**The request:**
Check the listing below line by line and report how many lines hold "утвержденной", with no other words.

* * * *

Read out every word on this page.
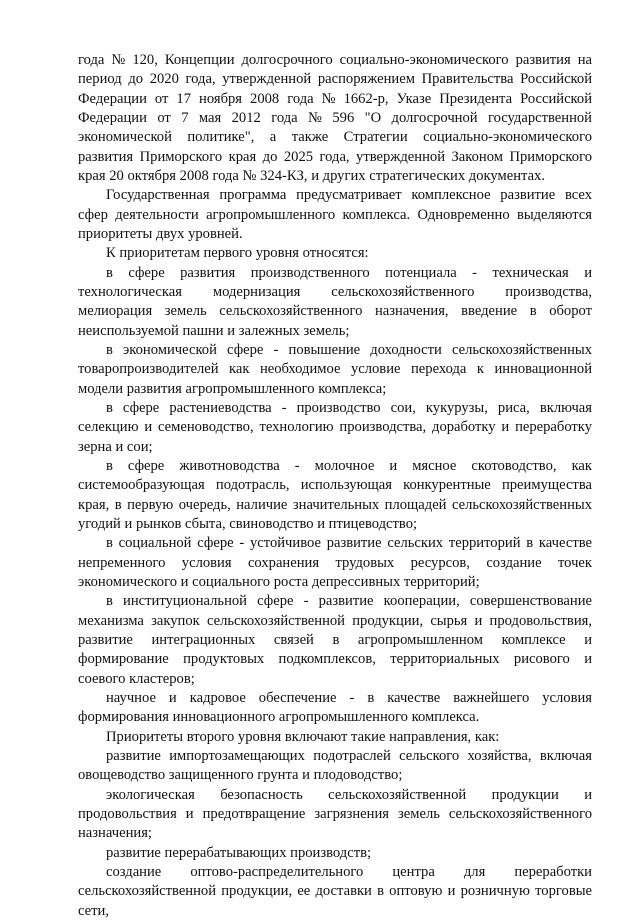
года № 120, Концепции долгосрочного социально-экономического развития на
период до 2020 года, утвержденной распоряжением Правительства Российской
Федерации от 17 ноября 2008 года № 1662-р, Указе Президента Российской
Федерации от 7 мая 2012 года № 596 "О долгосрочной государственной
экономической политике", а также Стратегии социально-экономического
развития Приморского края до 2025 года, утвержденной Законом Приморского
края 20 октября 2008 года № 324-КЗ, и других стратегических документах.
Государственная программа предусматривает комплексное развитие всех
сфер деятельности агропромышленного комплекса. Одновременно выделяются
приоритеты двух уровней.
К приоритетам первого уровня относятся:
в сфере развития производственного потенциала - техническая и
технологическая модернизация сельскохозяйственного производства,
мелиорация земель сельскохозяйственного назначения, введение в оборот
неиспользуемой пашни и залежных земель;
в экономической сфере - повышение доходности сельскохозяйственных
товаропроизводителей как необходимое условие перехода к инновационной
модели развития агропромышленного комплекса;
в сфере растениеводства - производство сои, кукурузы, риса, включая
селекцию и семеноводство, технологию производства, доработку и переработку
зерна и сои;
в сфере животноводства - молочное и мясное скотоводство, как
системообразующая подотрасль, использующая конкурентные преимущества
края, в первую очередь, наличие значительных площадей сельскохозяйственных
угодий и рынков сбыта, свиноводство и птицеводство;
в социальной сфере - устойчивое развитие сельских территорий в качестве
непременного условия сохранения трудовых ресурсов, создание точек
экономического и социального роста депрессивных территорий;
в институциональной сфере - развитие кооперации, совершенствование
механизма закупок сельскохозяйственной продукции, сырья и продовольствия,
развитие интеграционных связей в агропромышленном комплексе и
формирование продуктовых подкомплексов, территориальных рисового и
соевого кластеров;
научное и кадровое обеспечение - в качестве важнейшего условия
формирования инновационного агропромышленного комплекса.
Приоритеты второго уровня включают такие направления, как:
развитие импортозамещающих подотраслей сельского хозяйства, включая
овощеводство защищенного грунта и плодоводство;
экологическая безопасность сельскохозяйственной продукции и
продовольствия и предотвращение загрязнения земель сельскохозяйственного
назначения;
развитие перерабатывающих производств;
создание оптово-распределительного центра для переработки
сельскохозяйственной продукции, ее доставки в оптовую и розничную торговые
сети,
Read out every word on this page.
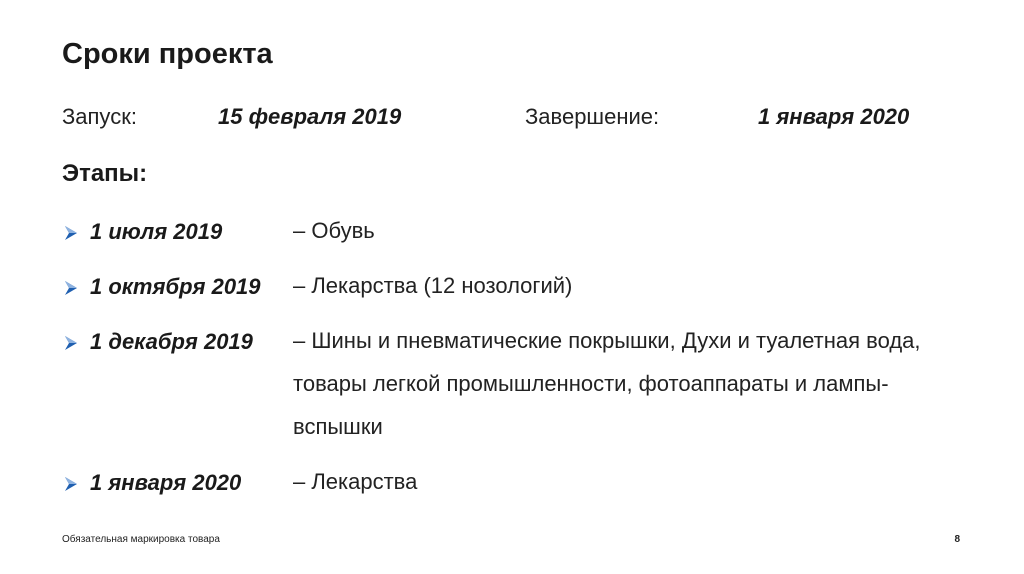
Сроки проекта
Запуск:	15 февраля 2019	Завершение:	1 января 2020
Этапы:
1 июля 2019	– Обувь
1 октября 2019 – Лекарства (12 нозологий)
1 декабря 2019 – Шины и пневматические покрышки, Духи и туалетная вода, товары легкой промышленности, фотоаппараты и лампы-вспышки
1 января 2020 – Лекарства
Обязательная маркировка товара	8
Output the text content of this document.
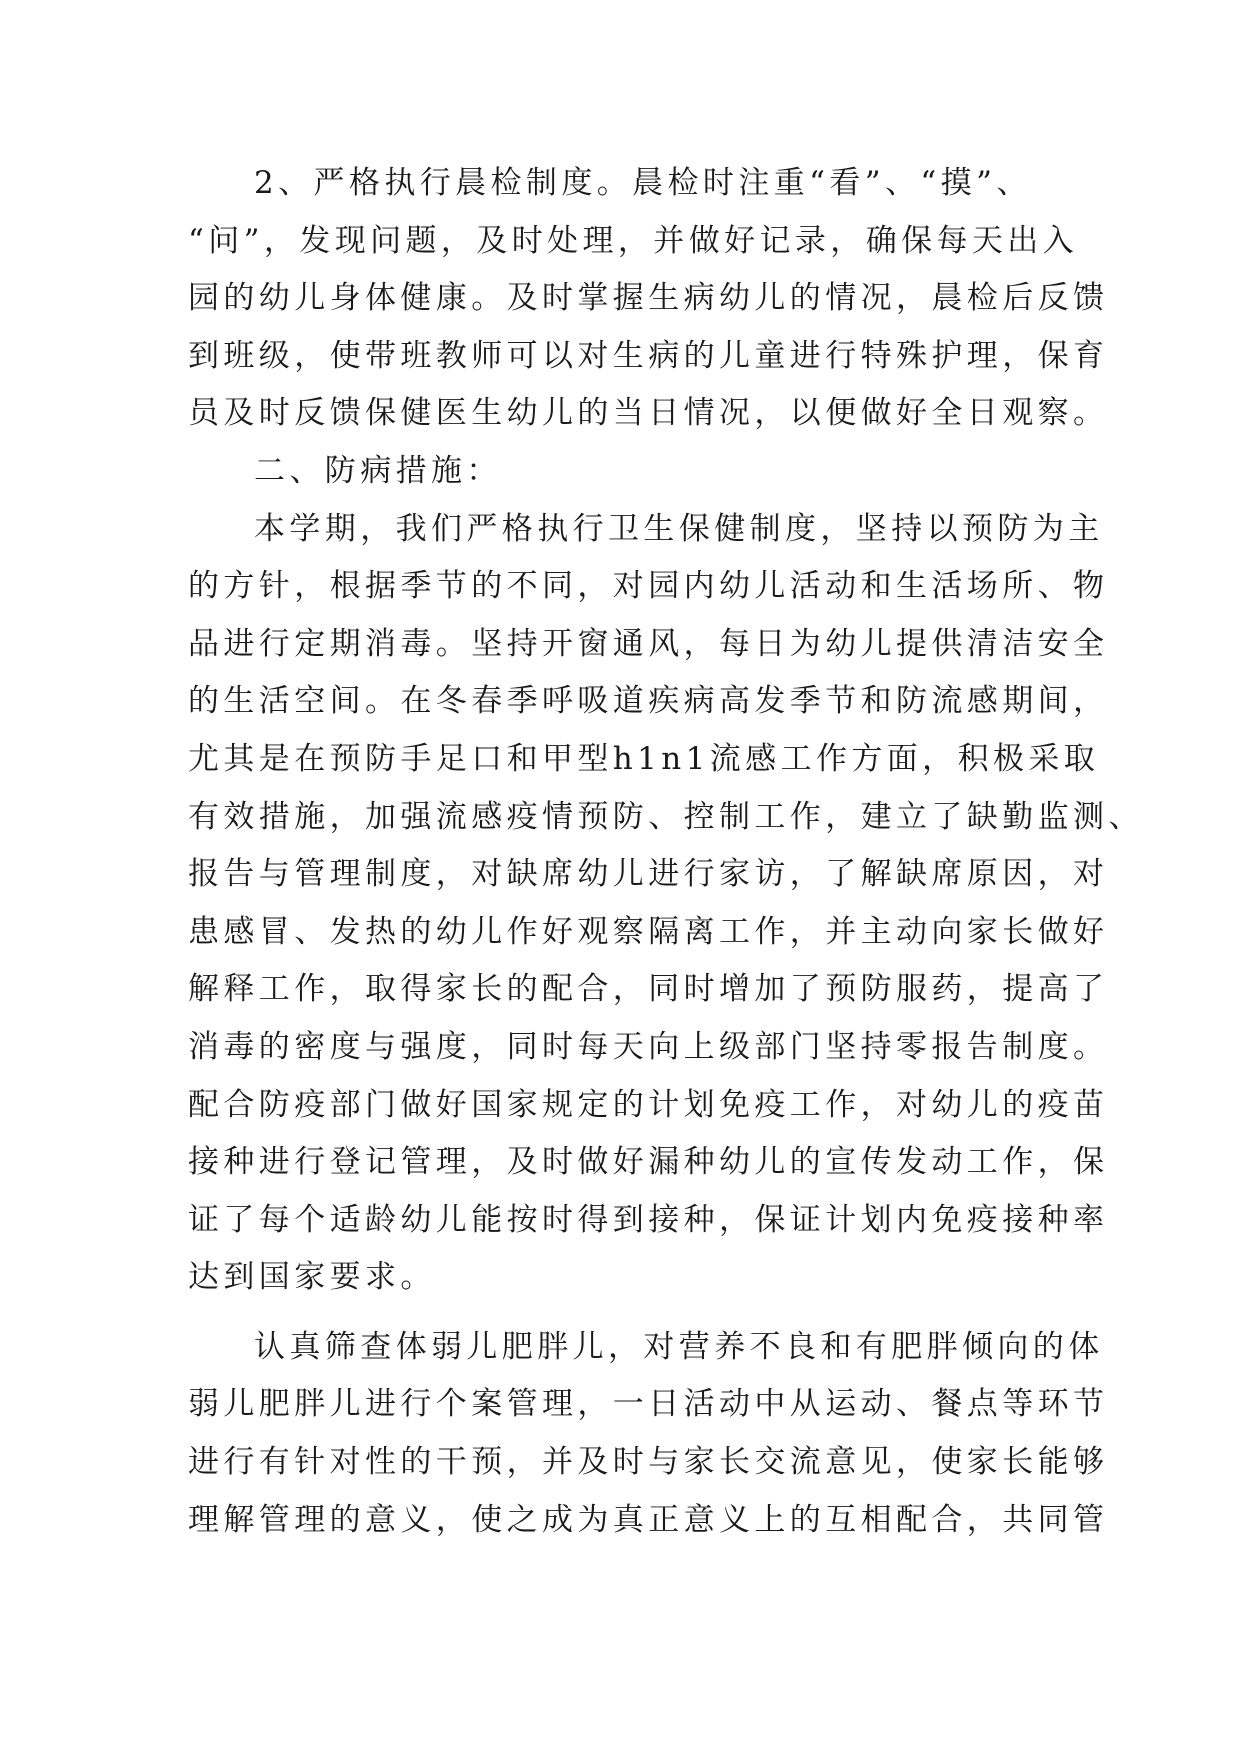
2、严格执行晨检制度。晨检时注重“看”、“摸”、
“问”，发现问题，及时处理，并做好记录，确保每天出入
园的幼儿身体健康。及时掌握生病幼儿的情况，晨检后反馈
到班级，使带班教师可以对生病的儿童进行特殊护理，保育
员及时反馈保健医生幼儿的当日情况，以便做好全日观察。
二、防病措施：
本学期，我们严格执行卫生保健制度，坚持以预防为主
的方针，根据季节的不同，对园内幼儿活动和生活场所、物
品进行定期消毒。坚持开窗通风，每日为幼儿提供清洁安全
的生活空间。在冬春季呼吸道疾病高发季节和防流感期间，
尤其是在预防手足口和甲型h1n1流感工作方面，积极采取
有效措施，加强流感疫情预防、控制工作，建立了缺勤监测、
报告与管理制度，对缺席幼儿进行家访，了解缺席原因，对
患感冒、发热的幼儿作好观察隔离工作，并主动向家长做好
解释工作，取得家长的配合，同时增加了预防服药，提高了
消毒的密度与强度，同时每天向上级部门坚持零报告制度。
配合防疫部门做好国家规定的计划免疫工作，对幼儿的疫苗
接种进行登记管理，及时做好漏种幼儿的宣传发动工作，保
证了每个适龄幼儿能按时得到接种，保证计划内免疫接种率
达到国家要求。
认真筛查体弱儿肥胖儿，对营养不良和有肥胖倾向的体
弱儿肥胖儿进行个案管理，一日活动中从运动、餐点等环节
进行有针对性的干预，并及时与家长交流意见，使家长能够
理解管理的意义，使之成为真正意义上的互相配合，共同管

* * * *

**Final answer:**
2